DESCRIPTION OF THE TASK: Count the lines below that contain "this". Give only the number.

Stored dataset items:

○ ○ ○ ○ ○ ○ ○

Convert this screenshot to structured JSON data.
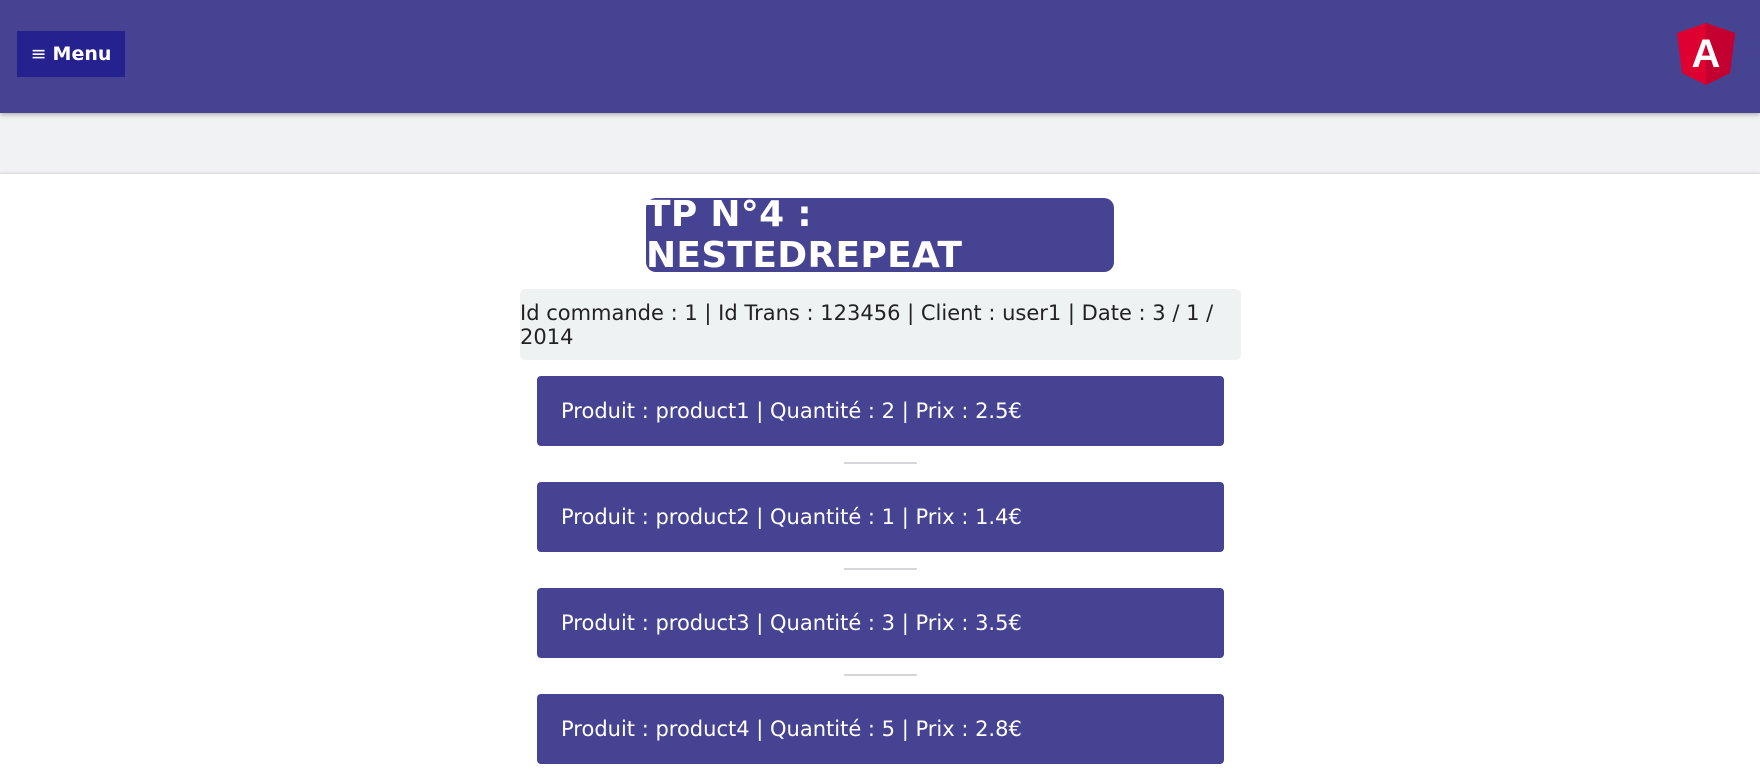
{
  "header": {
    "menu_icon": "≡",
    "menu_label": "Menu",
    "logo_letter": "A",
    "colors": {
      "bar": "#454392",
      "menu_button": "#25218f",
      "logo": "#dd0031"
    }
  },
  "title": "TP N°4 : NESTEDREPEAT",
  "order": {
    "info": "Id commande : 1 | Id Trans : 123456 | Client : user1 | Date : 3 / 1 / 2014"
  },
  "products": [
    {
      "text": "Produit : product1 | Quantité : 2 | Prix : 2.5€"
    },
    {
      "text": "Produit : product2 | Quantité : 1 | Prix : 1.4€"
    },
    {
      "text": "Produit : product3 | Quantité : 3 | Prix : 3.5€"
    },
    {
      "text": "Produit : product4 | Quantité : 5 | Prix : 2.8€"
    }
  ]
}
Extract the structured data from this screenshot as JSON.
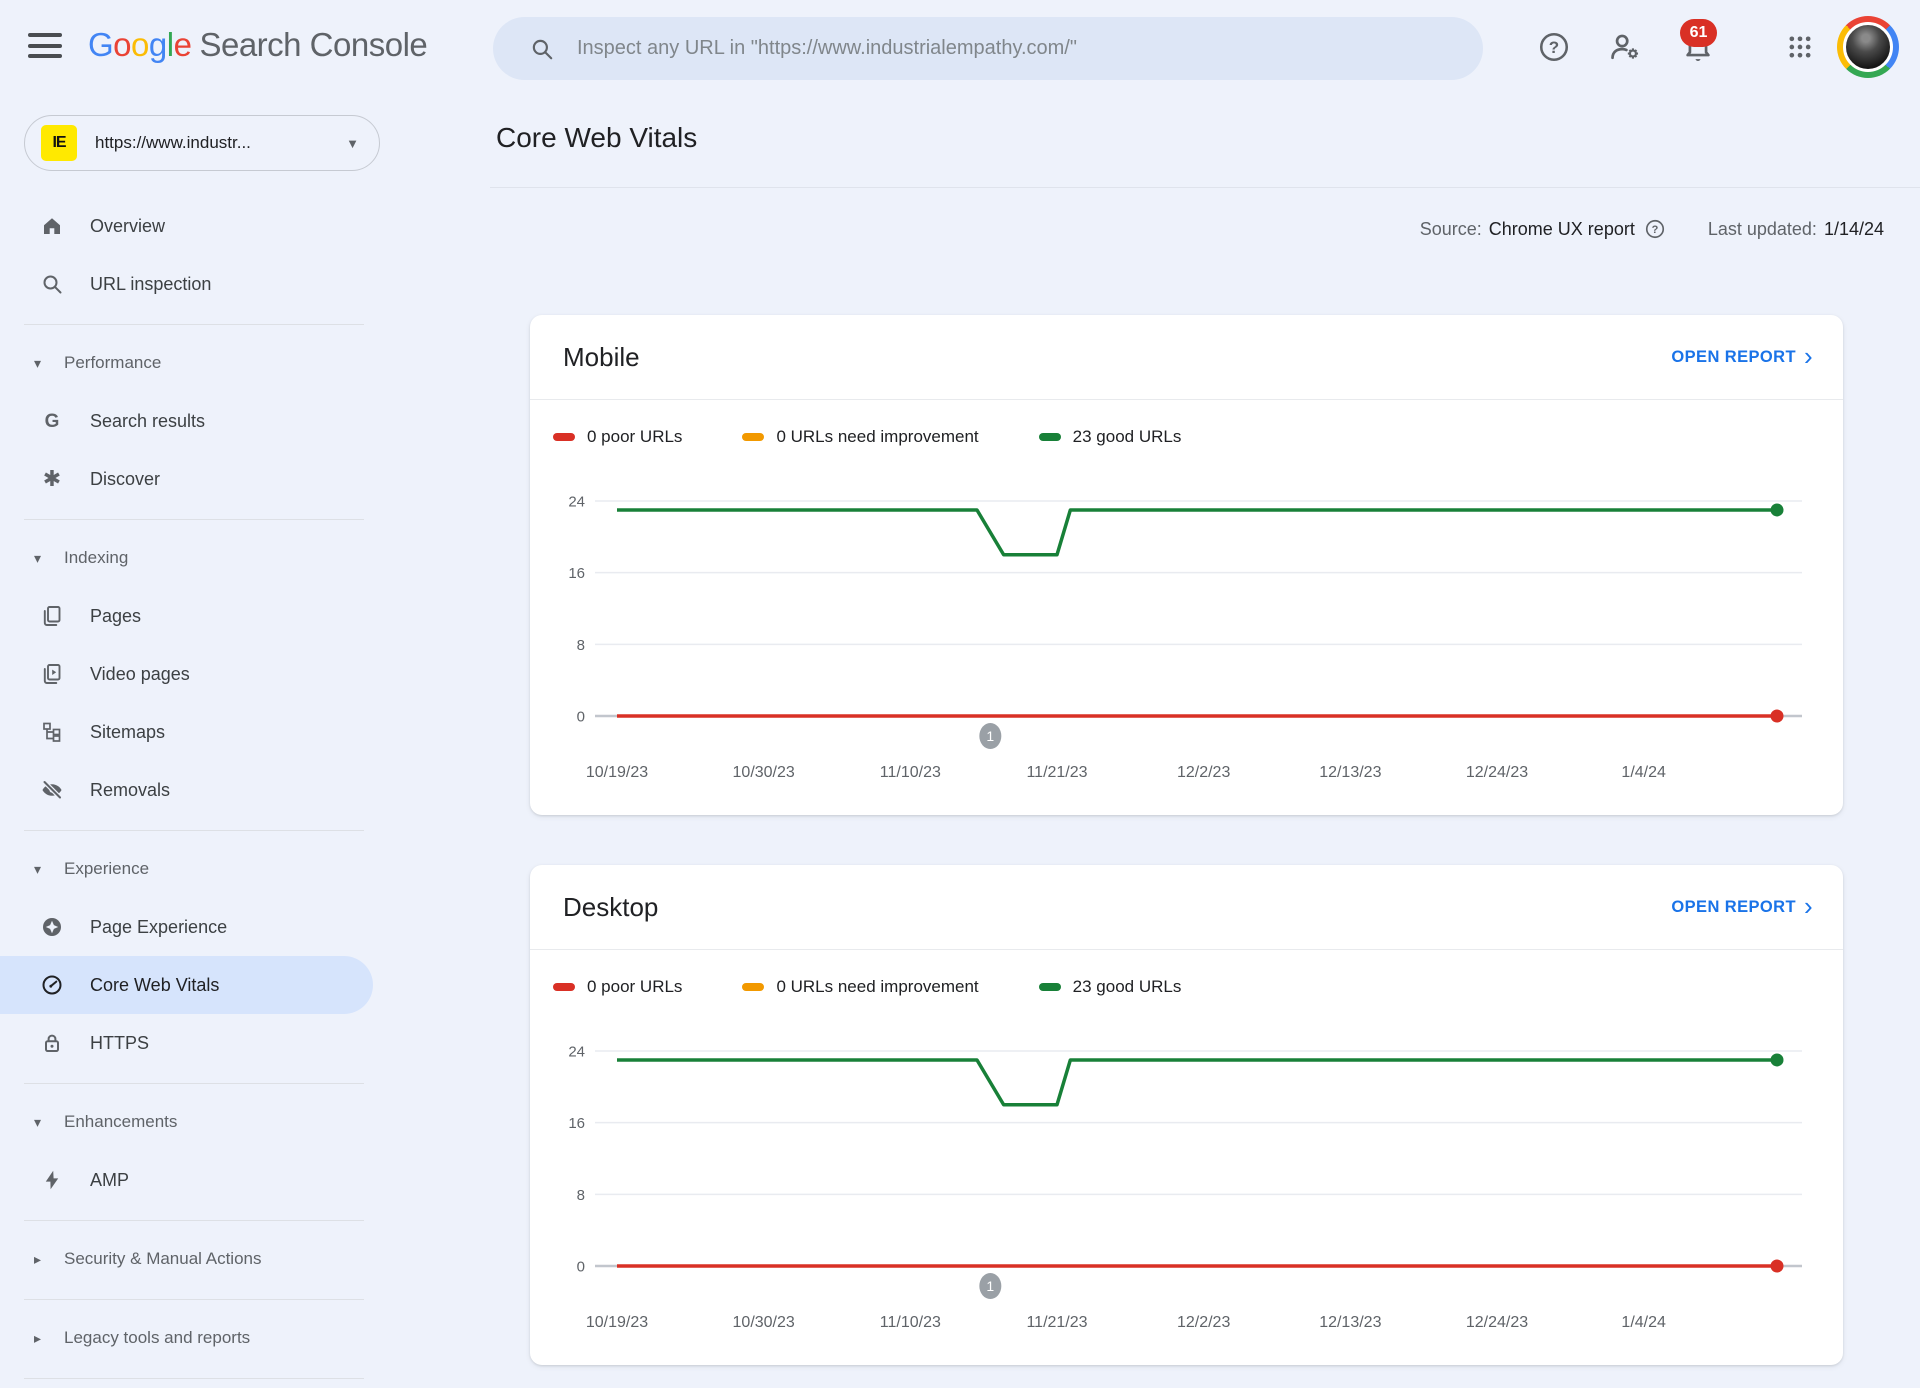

○ ○ ○ ○ ○ ○ ○

CORRECT RESULT: 2